#### What is expected
Every line of the data that contains the string "confident" must be copied.

#### Material for this task
◆ ◆ ◆ ◆ ◆

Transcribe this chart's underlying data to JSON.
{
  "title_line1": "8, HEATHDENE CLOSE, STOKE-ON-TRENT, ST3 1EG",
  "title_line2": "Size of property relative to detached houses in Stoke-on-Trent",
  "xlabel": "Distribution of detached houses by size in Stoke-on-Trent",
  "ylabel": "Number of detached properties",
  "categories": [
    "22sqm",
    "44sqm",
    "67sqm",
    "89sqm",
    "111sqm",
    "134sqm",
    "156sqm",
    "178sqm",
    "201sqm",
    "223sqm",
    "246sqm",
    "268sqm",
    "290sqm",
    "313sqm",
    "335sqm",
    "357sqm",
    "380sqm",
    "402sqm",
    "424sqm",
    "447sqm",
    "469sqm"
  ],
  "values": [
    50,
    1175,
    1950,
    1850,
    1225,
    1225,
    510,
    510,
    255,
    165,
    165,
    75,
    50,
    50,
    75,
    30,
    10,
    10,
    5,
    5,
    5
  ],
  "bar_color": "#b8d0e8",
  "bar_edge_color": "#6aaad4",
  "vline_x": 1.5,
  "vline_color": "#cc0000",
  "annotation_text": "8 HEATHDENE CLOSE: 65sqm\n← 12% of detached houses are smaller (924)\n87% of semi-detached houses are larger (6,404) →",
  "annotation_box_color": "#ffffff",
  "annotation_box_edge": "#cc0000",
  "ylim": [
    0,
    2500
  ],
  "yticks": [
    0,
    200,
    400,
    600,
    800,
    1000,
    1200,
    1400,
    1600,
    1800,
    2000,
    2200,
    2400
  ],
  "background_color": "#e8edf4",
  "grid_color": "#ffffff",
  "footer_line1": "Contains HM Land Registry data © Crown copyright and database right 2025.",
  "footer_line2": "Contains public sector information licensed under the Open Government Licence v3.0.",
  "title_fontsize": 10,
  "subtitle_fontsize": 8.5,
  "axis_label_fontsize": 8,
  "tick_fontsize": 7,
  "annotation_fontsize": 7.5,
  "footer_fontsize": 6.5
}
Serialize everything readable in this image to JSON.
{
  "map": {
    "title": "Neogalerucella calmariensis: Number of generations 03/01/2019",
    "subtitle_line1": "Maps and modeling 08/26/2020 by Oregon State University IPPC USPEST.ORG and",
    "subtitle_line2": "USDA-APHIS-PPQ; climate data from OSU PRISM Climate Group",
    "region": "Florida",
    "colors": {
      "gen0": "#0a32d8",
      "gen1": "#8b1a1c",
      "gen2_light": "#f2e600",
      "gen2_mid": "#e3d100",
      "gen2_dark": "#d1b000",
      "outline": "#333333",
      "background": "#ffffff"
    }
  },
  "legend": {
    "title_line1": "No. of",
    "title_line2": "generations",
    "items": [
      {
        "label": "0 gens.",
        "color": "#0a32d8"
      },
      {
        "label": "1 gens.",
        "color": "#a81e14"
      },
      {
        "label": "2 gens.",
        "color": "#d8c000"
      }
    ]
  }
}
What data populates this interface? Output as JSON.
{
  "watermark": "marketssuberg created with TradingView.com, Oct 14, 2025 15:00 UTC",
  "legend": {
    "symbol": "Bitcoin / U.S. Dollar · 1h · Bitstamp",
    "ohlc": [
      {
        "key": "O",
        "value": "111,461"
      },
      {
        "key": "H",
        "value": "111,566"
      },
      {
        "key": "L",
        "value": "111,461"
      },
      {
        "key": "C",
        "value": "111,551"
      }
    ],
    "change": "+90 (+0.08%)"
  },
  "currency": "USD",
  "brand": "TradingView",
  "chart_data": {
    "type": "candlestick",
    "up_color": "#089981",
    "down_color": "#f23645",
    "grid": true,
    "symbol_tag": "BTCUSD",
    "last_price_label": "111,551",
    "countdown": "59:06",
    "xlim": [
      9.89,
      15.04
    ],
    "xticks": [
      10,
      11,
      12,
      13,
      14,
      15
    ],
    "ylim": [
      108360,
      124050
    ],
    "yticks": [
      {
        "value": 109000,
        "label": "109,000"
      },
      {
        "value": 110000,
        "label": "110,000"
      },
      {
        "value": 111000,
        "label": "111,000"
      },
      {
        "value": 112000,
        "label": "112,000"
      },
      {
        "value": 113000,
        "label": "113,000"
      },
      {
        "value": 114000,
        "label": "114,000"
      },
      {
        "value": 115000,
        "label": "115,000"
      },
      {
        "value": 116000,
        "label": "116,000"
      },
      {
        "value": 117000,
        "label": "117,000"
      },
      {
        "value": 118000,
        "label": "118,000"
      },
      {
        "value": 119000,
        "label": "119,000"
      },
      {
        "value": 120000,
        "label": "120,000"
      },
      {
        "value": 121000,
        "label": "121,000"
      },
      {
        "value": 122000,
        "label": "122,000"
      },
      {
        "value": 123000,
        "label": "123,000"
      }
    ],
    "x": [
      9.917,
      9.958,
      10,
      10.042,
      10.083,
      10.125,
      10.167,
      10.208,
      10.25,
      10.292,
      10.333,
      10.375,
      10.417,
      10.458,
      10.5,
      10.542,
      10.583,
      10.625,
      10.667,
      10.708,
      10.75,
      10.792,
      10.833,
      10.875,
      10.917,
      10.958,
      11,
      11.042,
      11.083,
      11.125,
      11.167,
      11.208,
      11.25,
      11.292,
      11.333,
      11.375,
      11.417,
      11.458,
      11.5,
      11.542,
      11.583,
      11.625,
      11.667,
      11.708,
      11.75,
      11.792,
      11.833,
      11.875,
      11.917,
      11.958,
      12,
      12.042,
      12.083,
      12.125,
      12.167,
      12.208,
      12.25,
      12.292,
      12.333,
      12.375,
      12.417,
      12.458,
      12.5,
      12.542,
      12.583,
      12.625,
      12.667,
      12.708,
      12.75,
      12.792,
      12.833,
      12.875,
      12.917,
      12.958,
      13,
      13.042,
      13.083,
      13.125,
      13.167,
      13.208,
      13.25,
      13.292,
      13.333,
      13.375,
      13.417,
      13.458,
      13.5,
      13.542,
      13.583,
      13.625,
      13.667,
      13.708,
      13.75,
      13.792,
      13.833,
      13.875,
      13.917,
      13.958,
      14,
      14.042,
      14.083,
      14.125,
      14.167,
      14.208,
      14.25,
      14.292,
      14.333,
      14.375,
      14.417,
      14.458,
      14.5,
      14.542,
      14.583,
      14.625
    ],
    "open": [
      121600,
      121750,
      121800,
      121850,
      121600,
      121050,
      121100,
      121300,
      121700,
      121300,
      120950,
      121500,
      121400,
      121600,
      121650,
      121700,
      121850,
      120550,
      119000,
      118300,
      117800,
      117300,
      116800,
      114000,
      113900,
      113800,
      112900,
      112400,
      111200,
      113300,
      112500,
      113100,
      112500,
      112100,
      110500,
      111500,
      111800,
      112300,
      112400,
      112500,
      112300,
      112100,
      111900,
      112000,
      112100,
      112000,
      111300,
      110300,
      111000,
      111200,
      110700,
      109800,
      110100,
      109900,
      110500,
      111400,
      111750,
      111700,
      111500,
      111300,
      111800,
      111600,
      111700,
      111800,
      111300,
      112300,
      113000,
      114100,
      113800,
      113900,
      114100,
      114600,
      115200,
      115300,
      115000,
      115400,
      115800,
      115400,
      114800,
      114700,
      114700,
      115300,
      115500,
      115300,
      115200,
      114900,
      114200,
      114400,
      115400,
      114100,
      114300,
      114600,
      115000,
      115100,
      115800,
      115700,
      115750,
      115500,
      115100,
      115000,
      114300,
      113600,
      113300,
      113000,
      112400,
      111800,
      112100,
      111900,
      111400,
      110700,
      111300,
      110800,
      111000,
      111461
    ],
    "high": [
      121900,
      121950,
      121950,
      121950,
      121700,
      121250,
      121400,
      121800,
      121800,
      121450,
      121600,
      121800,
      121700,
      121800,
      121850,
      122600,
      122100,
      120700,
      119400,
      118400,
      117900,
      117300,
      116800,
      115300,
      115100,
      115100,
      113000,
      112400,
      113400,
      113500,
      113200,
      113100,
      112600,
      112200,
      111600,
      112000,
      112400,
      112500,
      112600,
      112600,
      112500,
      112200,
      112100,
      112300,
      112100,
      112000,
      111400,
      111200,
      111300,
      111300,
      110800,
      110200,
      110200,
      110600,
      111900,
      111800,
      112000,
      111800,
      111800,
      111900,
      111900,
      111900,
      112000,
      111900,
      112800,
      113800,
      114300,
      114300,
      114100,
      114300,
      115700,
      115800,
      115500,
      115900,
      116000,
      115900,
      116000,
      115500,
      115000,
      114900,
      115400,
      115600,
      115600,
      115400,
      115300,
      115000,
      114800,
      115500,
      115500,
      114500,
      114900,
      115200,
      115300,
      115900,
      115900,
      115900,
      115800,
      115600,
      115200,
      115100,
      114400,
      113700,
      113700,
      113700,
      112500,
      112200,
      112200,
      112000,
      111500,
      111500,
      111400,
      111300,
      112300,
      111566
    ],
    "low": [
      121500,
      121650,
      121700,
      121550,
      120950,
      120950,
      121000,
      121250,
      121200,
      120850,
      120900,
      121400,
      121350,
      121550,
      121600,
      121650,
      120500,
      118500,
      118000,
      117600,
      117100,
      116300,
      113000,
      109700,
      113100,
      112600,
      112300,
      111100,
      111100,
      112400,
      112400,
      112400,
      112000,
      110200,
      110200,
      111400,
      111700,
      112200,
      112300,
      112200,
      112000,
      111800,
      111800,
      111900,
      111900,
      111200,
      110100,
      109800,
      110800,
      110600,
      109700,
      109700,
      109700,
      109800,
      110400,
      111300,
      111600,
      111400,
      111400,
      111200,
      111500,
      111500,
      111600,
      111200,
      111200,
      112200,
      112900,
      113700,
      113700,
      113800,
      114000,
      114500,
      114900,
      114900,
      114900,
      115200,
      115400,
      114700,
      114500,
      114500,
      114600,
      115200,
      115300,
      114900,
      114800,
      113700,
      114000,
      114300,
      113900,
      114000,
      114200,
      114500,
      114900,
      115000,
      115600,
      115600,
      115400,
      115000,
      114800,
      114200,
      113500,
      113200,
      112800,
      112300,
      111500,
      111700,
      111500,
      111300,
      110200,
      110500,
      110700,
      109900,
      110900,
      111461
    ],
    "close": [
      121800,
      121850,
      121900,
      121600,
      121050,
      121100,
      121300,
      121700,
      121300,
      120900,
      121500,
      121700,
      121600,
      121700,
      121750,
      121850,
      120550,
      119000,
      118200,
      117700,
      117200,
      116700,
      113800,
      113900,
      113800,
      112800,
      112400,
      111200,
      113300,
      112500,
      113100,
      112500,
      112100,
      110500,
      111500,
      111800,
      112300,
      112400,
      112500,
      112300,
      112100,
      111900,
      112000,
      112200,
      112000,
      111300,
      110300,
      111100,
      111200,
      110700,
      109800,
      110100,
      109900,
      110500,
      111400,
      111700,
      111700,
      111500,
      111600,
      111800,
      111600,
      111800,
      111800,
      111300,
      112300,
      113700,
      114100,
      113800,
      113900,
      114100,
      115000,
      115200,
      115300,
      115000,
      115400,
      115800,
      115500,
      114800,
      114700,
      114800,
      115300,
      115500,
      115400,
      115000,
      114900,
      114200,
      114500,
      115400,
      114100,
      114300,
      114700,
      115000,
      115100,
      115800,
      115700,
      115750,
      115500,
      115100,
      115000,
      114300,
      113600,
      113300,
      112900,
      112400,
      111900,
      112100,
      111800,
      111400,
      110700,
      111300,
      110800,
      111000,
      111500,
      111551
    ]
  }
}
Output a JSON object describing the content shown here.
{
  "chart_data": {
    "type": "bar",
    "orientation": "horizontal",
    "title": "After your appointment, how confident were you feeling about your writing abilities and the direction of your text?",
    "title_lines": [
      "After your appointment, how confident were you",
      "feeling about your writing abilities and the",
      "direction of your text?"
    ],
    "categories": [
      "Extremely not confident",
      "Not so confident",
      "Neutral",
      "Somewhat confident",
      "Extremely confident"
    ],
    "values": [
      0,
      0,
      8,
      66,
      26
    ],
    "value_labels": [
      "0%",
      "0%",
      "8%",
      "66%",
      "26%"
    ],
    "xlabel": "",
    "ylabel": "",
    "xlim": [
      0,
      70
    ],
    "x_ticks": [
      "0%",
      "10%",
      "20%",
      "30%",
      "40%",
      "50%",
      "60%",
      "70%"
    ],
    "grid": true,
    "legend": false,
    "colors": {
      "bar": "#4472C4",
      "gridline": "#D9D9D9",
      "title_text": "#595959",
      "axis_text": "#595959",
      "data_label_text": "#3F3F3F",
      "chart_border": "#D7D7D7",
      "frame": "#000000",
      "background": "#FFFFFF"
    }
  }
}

◆ ◆ ◆ ◆ ◆

#### Solved exercise
    "title": "After your appointment, how confident were you feeling about your writing abilities and the direction of your text?",
      "After your appointment, how confident were you",
      "Extremely not confident",
      "Not so confident",
      "Somewhat confident",
      "Extremely confident"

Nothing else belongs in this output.